> _DATA SUPPLIED_:

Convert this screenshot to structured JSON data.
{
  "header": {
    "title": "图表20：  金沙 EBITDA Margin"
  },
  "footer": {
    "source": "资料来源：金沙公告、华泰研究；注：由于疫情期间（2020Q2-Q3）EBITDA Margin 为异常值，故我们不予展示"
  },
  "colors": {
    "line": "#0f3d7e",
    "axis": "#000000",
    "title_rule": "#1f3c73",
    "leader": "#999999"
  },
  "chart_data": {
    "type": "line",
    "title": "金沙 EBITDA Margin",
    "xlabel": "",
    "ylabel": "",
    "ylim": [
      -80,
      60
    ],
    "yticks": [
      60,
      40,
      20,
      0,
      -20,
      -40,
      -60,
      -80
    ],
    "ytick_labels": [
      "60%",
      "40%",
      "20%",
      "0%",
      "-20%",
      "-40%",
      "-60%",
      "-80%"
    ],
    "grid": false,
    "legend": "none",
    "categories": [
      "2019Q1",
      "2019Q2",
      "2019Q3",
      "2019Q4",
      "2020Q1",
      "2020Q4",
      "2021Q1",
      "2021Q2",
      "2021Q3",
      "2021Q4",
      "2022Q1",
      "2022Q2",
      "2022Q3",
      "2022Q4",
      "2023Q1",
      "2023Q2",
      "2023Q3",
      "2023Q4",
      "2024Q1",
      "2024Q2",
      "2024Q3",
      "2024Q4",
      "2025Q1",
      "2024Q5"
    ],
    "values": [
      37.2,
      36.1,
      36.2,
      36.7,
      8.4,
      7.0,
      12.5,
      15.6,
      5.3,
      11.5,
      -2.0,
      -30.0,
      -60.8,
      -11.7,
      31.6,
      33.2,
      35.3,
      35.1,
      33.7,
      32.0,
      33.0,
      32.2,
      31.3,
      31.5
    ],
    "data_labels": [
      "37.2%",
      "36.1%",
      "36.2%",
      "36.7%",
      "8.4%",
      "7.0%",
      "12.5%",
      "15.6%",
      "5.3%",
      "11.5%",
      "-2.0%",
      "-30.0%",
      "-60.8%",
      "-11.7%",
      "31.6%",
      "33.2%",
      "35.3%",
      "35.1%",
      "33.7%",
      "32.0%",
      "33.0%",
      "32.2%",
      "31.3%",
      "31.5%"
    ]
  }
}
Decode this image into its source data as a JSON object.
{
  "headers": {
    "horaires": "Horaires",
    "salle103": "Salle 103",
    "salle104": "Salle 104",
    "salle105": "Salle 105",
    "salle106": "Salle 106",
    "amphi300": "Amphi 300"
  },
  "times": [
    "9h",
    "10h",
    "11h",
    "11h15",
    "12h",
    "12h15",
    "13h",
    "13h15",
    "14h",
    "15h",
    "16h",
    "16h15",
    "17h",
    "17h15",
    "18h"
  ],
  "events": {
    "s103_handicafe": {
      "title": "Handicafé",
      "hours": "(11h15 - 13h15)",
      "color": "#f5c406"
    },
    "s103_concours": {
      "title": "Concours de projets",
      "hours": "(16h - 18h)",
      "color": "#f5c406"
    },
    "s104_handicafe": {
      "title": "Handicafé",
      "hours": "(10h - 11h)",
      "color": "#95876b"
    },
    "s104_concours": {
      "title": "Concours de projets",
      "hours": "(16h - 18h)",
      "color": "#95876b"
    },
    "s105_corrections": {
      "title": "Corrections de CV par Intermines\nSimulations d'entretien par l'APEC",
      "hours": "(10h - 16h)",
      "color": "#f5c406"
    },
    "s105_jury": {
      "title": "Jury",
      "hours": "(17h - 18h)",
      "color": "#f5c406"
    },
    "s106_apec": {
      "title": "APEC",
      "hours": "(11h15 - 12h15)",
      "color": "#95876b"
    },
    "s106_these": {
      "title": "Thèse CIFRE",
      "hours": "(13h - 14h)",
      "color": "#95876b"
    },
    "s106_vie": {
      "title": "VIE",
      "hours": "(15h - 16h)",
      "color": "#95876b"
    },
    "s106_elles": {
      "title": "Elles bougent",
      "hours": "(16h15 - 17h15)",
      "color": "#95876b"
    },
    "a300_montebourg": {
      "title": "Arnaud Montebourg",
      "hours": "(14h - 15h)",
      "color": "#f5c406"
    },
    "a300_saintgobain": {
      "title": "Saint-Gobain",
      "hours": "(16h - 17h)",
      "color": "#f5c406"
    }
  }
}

> _WHAT IS REQUIRED_: Write the listing out again, exactly as it reads.

> _OUTPUT OF THE EXERCISE_:
Convert this screenshot to structured JSON data.
{
  "header": {
    "title": "图表20：  金沙 EBITDA Margin"
  },
  "footer": {
    "source": "资料来源：金沙公告、华泰研究；注：由于疫情期间（2020Q2-Q3）EBITDA Margin 为异常值，故我们不予展示"
  },
  "colors": {
    "line": "#0f3d7e",
    "axis": "#000000",
    "title_rule": "#1f3c73",
    "leader": "#999999"
  },
  "chart_data": {
    "type": "line",
    "title": "金沙 EBITDA Margin",
    "xlabel": "",
    "ylabel": "",
    "ylim": [
      -80,
      60
    ],
    "yticks": [
      60,
      40,
      20,
      0,
      -20,
      -40,
      -60,
      -80
    ],
    "ytick_labels": [
      "60%",
      "40%",
      "20%",
      "0%",
      "-20%",
      "-40%",
      "-60%",
      "-80%"
    ],
    "grid": false,
    "legend": "none",
    "categories": [
      "2019Q1",
      "2019Q2",
      "2019Q3",
      "2019Q4",
      "2020Q1",
      "2020Q4",
      "2021Q1",
      "2021Q2",
      "2021Q3",
      "2021Q4",
      "2022Q1",
      "2022Q2",
      "2022Q3",
      "2022Q4",
      "2023Q1",
      "2023Q2",
      "2023Q3",
      "2023Q4",
      "2024Q1",
      "2024Q2",
      "2024Q3",
      "2024Q4",
      "2025Q1",
      "2024Q5"
    ],
    "values": [
      37.2,
      36.1,
      36.2,
      36.7,
      8.4,
      7.0,
      12.5,
      15.6,
      5.3,
      11.5,
      -2.0,
      -30.0,
      -60.8,
      -11.7,
      31.6,
      33.2,
      35.3,
      35.1,
      33.7,
      32.0,
      33.0,
      32.2,
      31.3,
      31.5
    ],
    "data_labels": [
      "37.2%",
      "36.1%",
      "36.2%",
      "36.7%",
      "8.4%",
      "7.0%",
      "12.5%",
      "15.6%",
      "5.3%",
      "11.5%",
      "-2.0%",
      "-30.0%",
      "-60.8%",
      "-11.7%",
      "31.6%",
      "33.2%",
      "35.3%",
      "35.1%",
      "33.7%",
      "32.0%",
      "33.0%",
      "32.2%",
      "31.3%",
      "31.5%"
    ]
  }
}
Decode this image into its source data as a JSON object.
{
  "headers": {
    "horaires": "Horaires",
    "salle103": "Salle 103",
    "salle104": "Salle 104",
    "salle105": "Salle 105",
    "salle106": "Salle 106",
    "amphi300": "Amphi 300"
  },
  "times": [
    "9h",
    "10h",
    "11h",
    "11h15",
    "12h",
    "12h15",
    "13h",
    "13h15",
    "14h",
    "15h",
    "16h",
    "16h15",
    "17h",
    "17h15",
    "18h"
  ],
  "events": {
    "s103_handicafe": {
      "title": "Handicafé",
      "hours": "(11h15 - 13h15)",
      "color": "#f5c406"
    },
    "s103_concours": {
      "title": "Concours de projets",
      "hours": "(16h - 18h)",
      "color": "#f5c406"
    },
    "s104_handicafe": {
      "title": "Handicafé",
      "hours": "(10h - 11h)",
      "color": "#95876b"
    },
    "s104_concours": {
      "title": "Concours de projets",
      "hours": "(16h - 18h)",
      "color": "#95876b"
    },
    "s105_corrections": {
      "title": "Corrections de CV par Intermines\nSimulations d'entretien par l'APEC",
      "hours": "(10h - 16h)",
      "color": "#f5c406"
    },
    "s105_jury": {
      "title": "Jury",
      "hours": "(17h - 18h)",
      "color": "#f5c406"
    },
    "s106_apec": {
      "title": "APEC",
      "hours": "(11h15 - 12h15)",
      "color": "#95876b"
    },
    "s106_these": {
      "title": "Thèse CIFRE",
      "hours": "(13h - 14h)",
      "color": "#95876b"
    },
    "s106_vie": {
      "title": "VIE",
      "hours": "(15h - 16h)",
      "color": "#95876b"
    },
    "s106_elles": {
      "title": "Elles bougent",
      "hours": "(16h15 - 17h15)",
      "color": "#95876b"
    },
    "a300_montebourg": {
      "title": "Arnaud Montebourg",
      "hours": "(14h - 15h)",
      "color": "#f5c406"
    },
    "a300_saintgobain": {
      "title": "Saint-Gobain",
      "hours": "(16h - 17h)",
      "color": "#f5c406"
    }
  }
}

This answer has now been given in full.